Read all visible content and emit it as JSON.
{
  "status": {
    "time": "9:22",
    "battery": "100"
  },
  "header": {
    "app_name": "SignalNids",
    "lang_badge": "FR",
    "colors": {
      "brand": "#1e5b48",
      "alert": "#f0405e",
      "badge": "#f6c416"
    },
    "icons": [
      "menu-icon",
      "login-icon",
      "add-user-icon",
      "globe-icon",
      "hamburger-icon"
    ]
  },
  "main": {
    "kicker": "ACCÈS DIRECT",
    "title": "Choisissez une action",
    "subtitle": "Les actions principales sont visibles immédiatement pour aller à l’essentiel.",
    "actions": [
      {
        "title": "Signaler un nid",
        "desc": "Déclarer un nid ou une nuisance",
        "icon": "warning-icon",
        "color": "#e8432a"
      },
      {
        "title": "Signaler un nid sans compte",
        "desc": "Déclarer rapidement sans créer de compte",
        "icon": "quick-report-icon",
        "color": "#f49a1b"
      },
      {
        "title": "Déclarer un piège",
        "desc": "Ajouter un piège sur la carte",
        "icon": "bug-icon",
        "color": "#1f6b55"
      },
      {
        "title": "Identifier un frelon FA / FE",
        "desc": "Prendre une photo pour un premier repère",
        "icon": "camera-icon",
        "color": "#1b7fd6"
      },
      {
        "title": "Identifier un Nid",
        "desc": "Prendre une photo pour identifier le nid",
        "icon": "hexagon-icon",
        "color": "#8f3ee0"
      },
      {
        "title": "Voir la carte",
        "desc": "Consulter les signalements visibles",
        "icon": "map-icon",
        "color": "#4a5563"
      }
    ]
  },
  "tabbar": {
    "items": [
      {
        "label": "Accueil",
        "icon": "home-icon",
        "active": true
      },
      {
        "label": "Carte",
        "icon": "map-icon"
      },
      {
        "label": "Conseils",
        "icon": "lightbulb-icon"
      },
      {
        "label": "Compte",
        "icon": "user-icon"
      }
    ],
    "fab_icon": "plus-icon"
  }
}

==

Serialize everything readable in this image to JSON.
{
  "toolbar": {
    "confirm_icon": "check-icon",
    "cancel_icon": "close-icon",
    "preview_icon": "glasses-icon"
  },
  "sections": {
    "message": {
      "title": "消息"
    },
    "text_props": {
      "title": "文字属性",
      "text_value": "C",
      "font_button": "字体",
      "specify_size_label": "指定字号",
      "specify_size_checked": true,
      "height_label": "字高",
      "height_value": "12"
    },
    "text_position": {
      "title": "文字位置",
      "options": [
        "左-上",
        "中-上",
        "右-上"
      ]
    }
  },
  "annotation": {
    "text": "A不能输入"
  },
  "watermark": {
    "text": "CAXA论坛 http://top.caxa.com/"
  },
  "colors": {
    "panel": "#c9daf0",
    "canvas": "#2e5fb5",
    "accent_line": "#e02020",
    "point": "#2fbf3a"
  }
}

**Exercise:**
Using the entries above, return each line in which the word "Déclarer" occurs.

**Response to this task:**
        "desc": "Déclarer un nid ou une nuisance",
        "desc": "Déclarer rapidement sans créer de compte",
        "title": "Déclarer un piège",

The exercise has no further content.